SET EXERCISE >>
Reproduce each line of the listing exactly.

RECORD SET >>
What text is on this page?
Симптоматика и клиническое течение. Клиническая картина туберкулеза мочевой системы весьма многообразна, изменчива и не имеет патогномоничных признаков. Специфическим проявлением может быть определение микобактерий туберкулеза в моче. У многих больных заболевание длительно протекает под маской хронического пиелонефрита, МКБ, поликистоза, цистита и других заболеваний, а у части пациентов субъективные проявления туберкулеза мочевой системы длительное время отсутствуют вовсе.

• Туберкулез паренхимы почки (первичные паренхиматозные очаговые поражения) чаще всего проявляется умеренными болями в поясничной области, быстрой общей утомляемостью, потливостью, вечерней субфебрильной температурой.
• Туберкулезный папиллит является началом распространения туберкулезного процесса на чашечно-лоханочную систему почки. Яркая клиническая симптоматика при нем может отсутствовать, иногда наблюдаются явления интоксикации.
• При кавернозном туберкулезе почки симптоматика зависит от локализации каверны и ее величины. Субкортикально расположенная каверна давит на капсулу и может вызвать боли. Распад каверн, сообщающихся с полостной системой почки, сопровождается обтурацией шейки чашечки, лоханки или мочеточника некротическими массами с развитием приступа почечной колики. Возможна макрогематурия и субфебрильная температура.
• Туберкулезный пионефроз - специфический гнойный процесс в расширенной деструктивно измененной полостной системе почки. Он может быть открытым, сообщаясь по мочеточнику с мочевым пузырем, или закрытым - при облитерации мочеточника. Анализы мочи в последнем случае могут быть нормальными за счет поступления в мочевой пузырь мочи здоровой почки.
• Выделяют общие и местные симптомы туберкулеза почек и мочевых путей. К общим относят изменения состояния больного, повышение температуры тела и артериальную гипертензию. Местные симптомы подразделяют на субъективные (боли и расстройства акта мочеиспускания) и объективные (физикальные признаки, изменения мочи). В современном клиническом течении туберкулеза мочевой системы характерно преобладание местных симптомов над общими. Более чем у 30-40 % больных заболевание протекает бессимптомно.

RESULT OF THE TASK >>
What text is on this page?
Симптоматика и клиническое течение. Клиническая картина туберкулеза мочевой системы весьма многообразна, изменчива и не имеет патогномоничных признаков. Специфическим проявлением может быть определение микобактерий туберкулеза в моче. У многих больных заболевание длительно протекает под маской хронического пиелонефрита, МКБ, поликистоза, цистита и других заболеваний, а у части пациентов субъективные проявления туберкулеза мочевой системы длительное время отсутствуют вовсе.

• Туберкулез паренхимы почки (первичные паренхиматозные очаговые поражения) чаще всего проявляется умеренными болями в поясничной области, быстрой общей утомляемостью, потливостью, вечерней субфебрильной температурой.
• Туберкулезный папиллит является началом распространения туберкулезного процесса на чашечно-лоханочную систему почки. Яркая клиническая симптоматика при нем может отсутствовать, иногда наблюдаются явления интоксикации.
• При кавернозном туберкулезе почки симптоматика зависит от локализации каверны и ее величины. Субкортикально расположенная каверна давит на капсулу и может вызвать боли. Распад каверн, сообщающихся с полостной системой почки, сопровождается обтурацией шейки чашечки, лоханки или мочеточника некротическими массами с развитием приступа почечной колики. Возможна макрогематурия и субфебрильная температура.
• Туберкулезный пионефроз - специфический гнойный процесс в расширенной деструктивно измененной полостной системе почки. Он может быть открытым, сообщаясь по мочеточнику с мочевым пузырем, или закрытым - при облитерации мочеточника. Анализы мочи в последнем случае могут быть нормальными за счет поступления в мочевой пузырь мочи здоровой почки.
• Выделяют общие и местные симптомы туберкулеза почек и мочевых путей. К общим относят изменения состояния больного, повышение температуры тела и артериальную гипертензию. Местные симптомы подразделяют на субъективные (боли и расстройства акта мочеиспускания) и объективные (физикальные признаки, изменения мочи). В современном клиническом течении туберкулеза мочевой системы характерно преобладание местных симптомов над общими. Более чем у 30-40 % больных заболевание протекает бессимптомно.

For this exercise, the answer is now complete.